## begin TASK INPUT

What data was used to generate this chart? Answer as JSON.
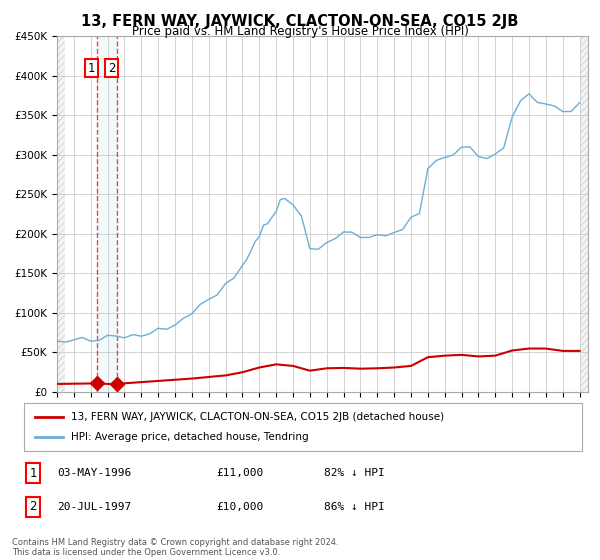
{
  "title": "13, FERN WAY, JAYWICK, CLACTON-ON-SEA, CO15 2JB",
  "subtitle": "Price paid vs. HM Land Registry's House Price Index (HPI)",
  "legend_red": "13, FERN WAY, JAYWICK, CLACTON-ON-SEA, CO15 2JB (detached house)",
  "legend_blue": "HPI: Average price, detached house, Tendring",
  "transaction1_date": "03-MAY-1996",
  "transaction1_price": "£11,000",
  "transaction1_hpi": "82% ↓ HPI",
  "transaction2_date": "20-JUL-1997",
  "transaction2_price": "£10,000",
  "transaction2_hpi": "86% ↓ HPI",
  "footer": "Contains HM Land Registry data © Crown copyright and database right 2024.\nThis data is licensed under the Open Government Licence v3.0.",
  "transaction1_year": 1996.35,
  "transaction2_year": 1997.55,
  "hpi_color": "#6baed6",
  "price_color": "#cc0000",
  "background_color": "#ffffff",
  "ylim": [
    0,
    450000
  ],
  "xlim_start": 1994,
  "xlim_end": 2025.5
}
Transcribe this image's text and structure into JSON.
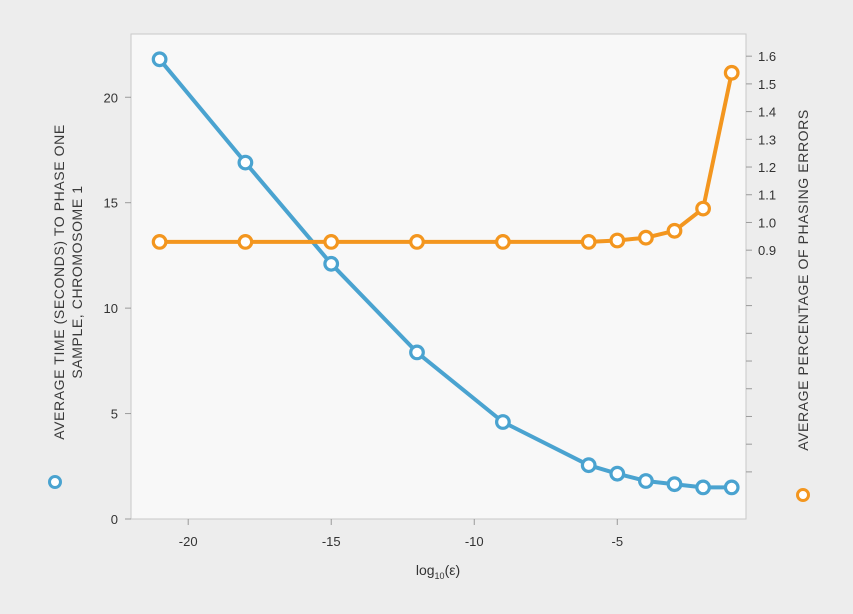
{
  "chart_data": {
    "type": "line",
    "title": "",
    "xlabel": "log",
    "xlabel_subscript": "10",
    "xlabel_suffix": "(ε)",
    "y_left_label_line1": "AVERAGE TIME (SECONDS) TO PHASE ONE",
    "y_left_label_line2": "SAMPLE, CHROMOSOME 1",
    "y_right_label": "AVERAGE PERCENTAGE OF PHASING ERRORS",
    "xlim": [
      -22,
      -0.5
    ],
    "xticks": [
      -20,
      -15,
      -10,
      -5
    ],
    "xtick_labels": [
      "-20",
      "-15",
      "-10",
      "-5"
    ],
    "y_left_lim": [
      0,
      23
    ],
    "y_left_ticks": [
      0,
      5,
      10,
      15,
      20
    ],
    "y_left_tick_labels": [
      "0",
      "5",
      "10",
      "15",
      "20"
    ],
    "y_right_lim": [
      -0.07,
      1.68
    ],
    "y_right_ticks": [
      0.9,
      1.0,
      1.1,
      1.2,
      1.3,
      1.4,
      1.5,
      1.6
    ],
    "y_right_tick_labels": [
      "0.9",
      "1.0",
      "1.1",
      "1.2",
      "1.3",
      "1.4",
      "1.5",
      "1.6"
    ],
    "y_right_minor_ticks": [
      0.1,
      0.2,
      0.3,
      0.4,
      0.5,
      0.6,
      0.7,
      0.8
    ],
    "series": [
      {
        "name": "time",
        "axis": "left",
        "color": "#4aa3d0",
        "x": [
          -21,
          -18,
          -15,
          -12,
          -9,
          -6,
          -5,
          -4,
          -3,
          -2,
          -1
        ],
        "y": [
          21.8,
          16.9,
          12.1,
          7.9,
          4.6,
          2.55,
          2.15,
          1.8,
          1.65,
          1.5,
          1.5
        ]
      },
      {
        "name": "errors",
        "axis": "right",
        "color": "#f3961f",
        "x": [
          -21,
          -18,
          -15,
          -12,
          -9,
          -6,
          -5,
          -4,
          -3,
          -2,
          -1
        ],
        "y": [
          0.93,
          0.93,
          0.93,
          0.93,
          0.93,
          0.93,
          0.935,
          0.945,
          0.97,
          1.05,
          1.54
        ]
      }
    ]
  }
}
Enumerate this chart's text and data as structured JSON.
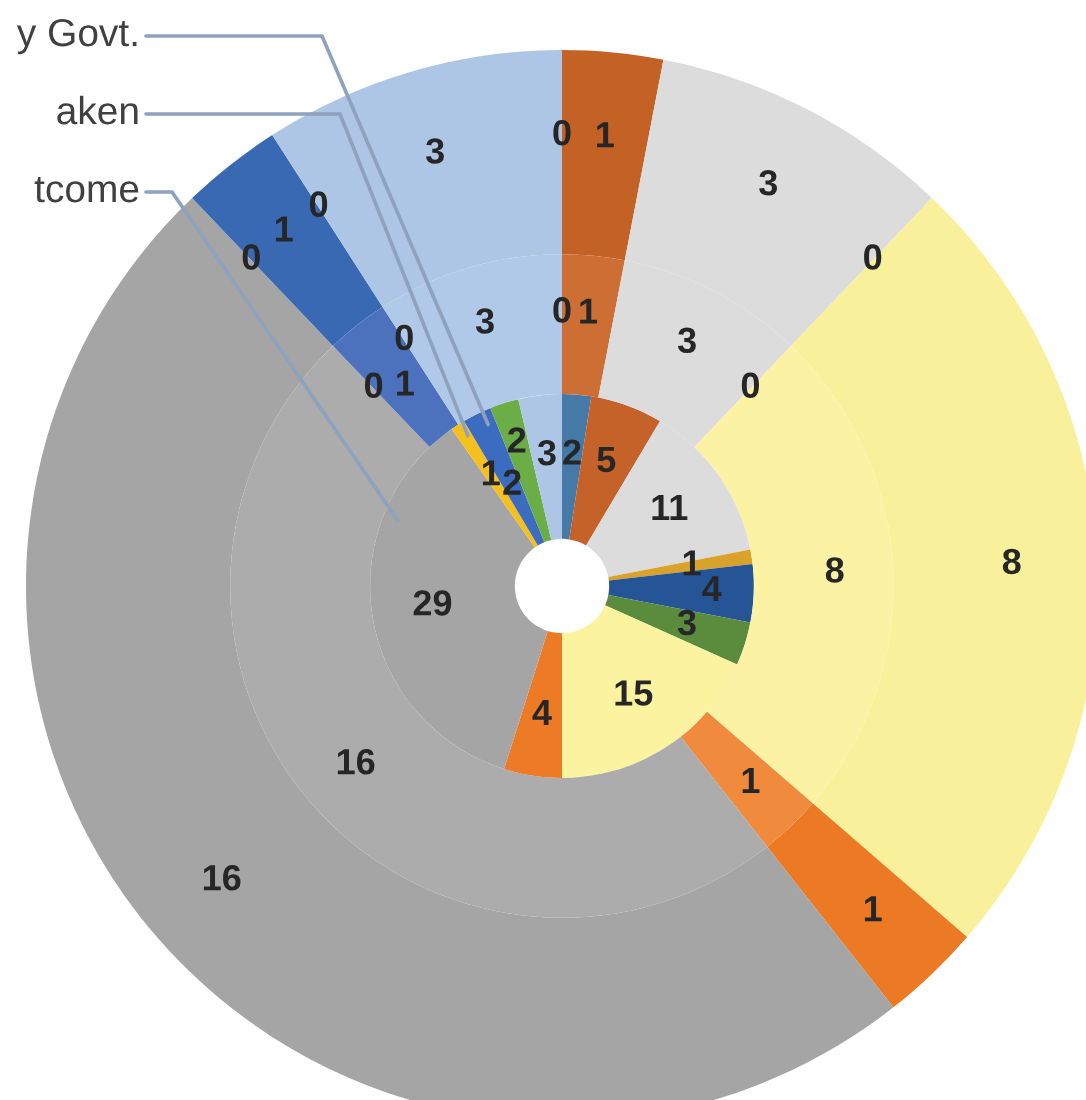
{
  "chart_data": {
    "type": "donut",
    "categories": [
      null,
      null,
      null,
      null,
      null,
      null,
      null,
      null,
      "tcome",
      "aken",
      "y Govt.",
      null,
      null
    ],
    "series": [
      {
        "values": [
          2,
          5,
          11,
          1,
          4,
          3,
          15,
          4,
          29,
          1,
          2,
          2,
          3
        ],
        "colors": [
          "#4479a8",
          "#c5622a",
          "#dcdcdc",
          "#d9a22a",
          "#255597",
          "#5b8c3e",
          "#fcf3a0",
          "#ed7a25",
          "#a5a5a5",
          "#f6c01c",
          "#3b6cc0",
          "#6bad47",
          "#adc6e6"
        ],
        "value_labels": [
          "2",
          "5",
          "11",
          "1",
          "4",
          "3",
          "15",
          "4",
          "29",
          "1",
          "2",
          "2",
          "3"
        ]
      },
      {
        "values": [
          0,
          1,
          3,
          0,
          0,
          0,
          8,
          1,
          16,
          0,
          1,
          0,
          3
        ],
        "colors": [
          "#4479a8",
          "#c46226",
          "#dcdcdc",
          "#d9a22a",
          "#255597",
          "#5b8c3e",
          "#f9f09c",
          "#ec7a24",
          "#a5a5a5",
          "#f6c01c",
          "#3a69b4",
          "#6bad47",
          "#adc6e6"
        ],
        "value_labels": [
          "0",
          "1",
          "3",
          "0",
          null,
          null,
          "8",
          "1",
          "16",
          "0",
          "1",
          "0",
          "3"
        ]
      },
      {
        "values": [
          0,
          1,
          3,
          0,
          0,
          0,
          8,
          1,
          16,
          0,
          1,
          0,
          3
        ],
        "colors": [
          "#4479a8",
          "#cd6f35",
          "#dcdcdc",
          "#d9a22a",
          "#255597",
          "#5b8c3e",
          "#fbf3a3",
          "#f08a3d",
          "#acacac",
          "#f6c01c",
          "#4c72be",
          "#6bad47",
          "#b0c9e8"
        ],
        "value_labels": [
          "0",
          "1",
          "3",
          "0",
          null,
          null,
          "8",
          "1",
          "16",
          "0",
          "1",
          "0",
          "3"
        ]
      }
    ]
  }
}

## end TASK INPUT

*YOUR TASK:*
Return the whole listing, word for word, and leave out every picture.

*ANSWER TO THIS TASK:*
What data was used to generate this chart? Answer as JSON.
{
  "title": "13, FERN WAY, JAYWICK, CLACTON-ON-SEA, CO15 2JB",
  "subtitle": "Price paid vs. HM Land Registry's House Price Index (HPI)",
  "legend_red": "13, FERN WAY, JAYWICK, CLACTON-ON-SEA, CO15 2JB (detached house)",
  "legend_blue": "HPI: Average price, detached house, Tendring",
  "transaction1_date": "03-MAY-1996",
  "transaction1_price": "£11,000",
  "transaction1_hpi": "82% ↓ HPI",
  "transaction2_date": "20-JUL-1997",
  "transaction2_price": "£10,000",
  "transaction2_hpi": "86% ↓ HPI",
  "footer": "Contains HM Land Registry data © Crown copyright and database right 2024.\nThis data is licensed under the Open Government Licence v3.0.",
  "transaction1_year": 1996.35,
  "transaction2_year": 1997.55,
  "hpi_color": "#6baed6",
  "price_color": "#cc0000",
  "background_color": "#ffffff",
  "ylim": [
    0,
    450000
  ],
  "xlim_start": 1994,
  "xlim_end": 2025.5
}
Transcribe this image's text and structure into JSON.
{
  "chart_data": {
    "type": "line",
    "title": "",
    "xlabel": "log",
    "xlabel_subscript": "10",
    "xlabel_suffix": "(ε)",
    "y_left_label_line1": "AVERAGE TIME (SECONDS) TO PHASE ONE",
    "y_left_label_line2": "SAMPLE, CHROMOSOME 1",
    "y_right_label": "AVERAGE PERCENTAGE OF PHASING ERRORS",
    "xlim": [
      -22,
      -0.5
    ],
    "xticks": [
      -20,
      -15,
      -10,
      -5
    ],
    "xtick_labels": [
      "-20",
      "-15",
      "-10",
      "-5"
    ],
    "y_left_lim": [
      0,
      23
    ],
    "y_left_ticks": [
      0,
      5,
      10,
      15,
      20
    ],
    "y_left_tick_labels": [
      "0",
      "5",
      "10",
      "15",
      "20"
    ],
    "y_right_lim": [
      -0.07,
      1.68
    ],
    "y_right_ticks": [
      0.9,
      1.0,
      1.1,
      1.2,
      1.3,
      1.4,
      1.5,
      1.6
    ],
    "y_right_tick_labels": [
      "0.9",
      "1.0",
      "1.1",
      "1.2",
      "1.3",
      "1.4",
      "1.5",
      "1.6"
    ],
    "y_right_minor_ticks": [
      0.1,
      0.2,
      0.3,
      0.4,
      0.5,
      0.6,
      0.7,
      0.8
    ],
    "series": [
      {
        "name": "time",
        "axis": "left",
        "color": "#4aa3d0",
        "x": [
          -21,
          -18,
          -15,
          -12,
          -9,
          -6,
          -5,
          -4,
          -3,
          -2,
          -1
        ],
        "y": [
          21.8,
          16.9,
          12.1,
          7.9,
          4.6,
          2.55,
          2.15,
          1.8,
          1.65,
          1.5,
          1.5
        ]
      },
      {
        "name": "errors",
        "axis": "right",
        "color": "#f3961f",
        "x": [
          -21,
          -18,
          -15,
          -12,
          -9,
          -6,
          -5,
          -4,
          -3,
          -2,
          -1
        ],
        "y": [
          0.93,
          0.93,
          0.93,
          0.93,
          0.93,
          0.93,
          0.935,
          0.945,
          0.97,
          1.05,
          1.54
        ]
      }
    ]
  }
}
Enumerate this chart's text and data as structured JSON.
{
  "chart_data": {
    "type": "donut",
    "categories": [
      null,
      null,
      null,
      null,
      null,
      null,
      null,
      null,
      "tcome",
      "aken",
      "y Govt.",
      null,
      null
    ],
    "series": [
      {
        "values": [
          2,
          5,
          11,
          1,
          4,
          3,
          15,
          4,
          29,
          1,
          2,
          2,
          3
        ],
        "colors": [
          "#4479a8",
          "#c5622a",
          "#dcdcdc",
          "#d9a22a",
          "#255597",
          "#5b8c3e",
          "#fcf3a0",
          "#ed7a25",
          "#a5a5a5",
          "#f6c01c",
          "#3b6cc0",
          "#6bad47",
          "#adc6e6"
        ],
        "value_labels": [
          "2",
          "5",
          "11",
          "1",
          "4",
          "3",
          "15",
          "4",
          "29",
          "1",
          "2",
          "2",
          "3"
        ]
      },
      {
        "values": [
          0,
          1,
          3,
          0,
          0,
          0,
          8,
          1,
          16,
          0,
          1,
          0,
          3
        ],
        "colors": [
          "#4479a8",
          "#c46226",
          "#dcdcdc",
          "#d9a22a",
          "#255597",
          "#5b8c3e",
          "#f9f09c",
          "#ec7a24",
          "#a5a5a5",
          "#f6c01c",
          "#3a69b4",
          "#6bad47",
          "#adc6e6"
        ],
        "value_labels": [
          "0",
          "1",
          "3",
          "0",
          null,
          null,
          "8",
          "1",
          "16",
          "0",
          "1",
          "0",
          "3"
        ]
      },
      {
        "values": [
          0,
          1,
          3,
          0,
          0,
          0,
          8,
          1,
          16,
          0,
          1,
          0,
          3
        ],
        "colors": [
          "#4479a8",
          "#cd6f35",
          "#dcdcdc",
          "#d9a22a",
          "#255597",
          "#5b8c3e",
          "#fbf3a3",
          "#f08a3d",
          "#acacac",
          "#f6c01c",
          "#4c72be",
          "#6bad47",
          "#b0c9e8"
        ],
        "value_labels": [
          "0",
          "1",
          "3",
          "0",
          null,
          null,
          "8",
          "1",
          "16",
          "0",
          "1",
          "0",
          "3"
        ]
      }
    ]
  }
}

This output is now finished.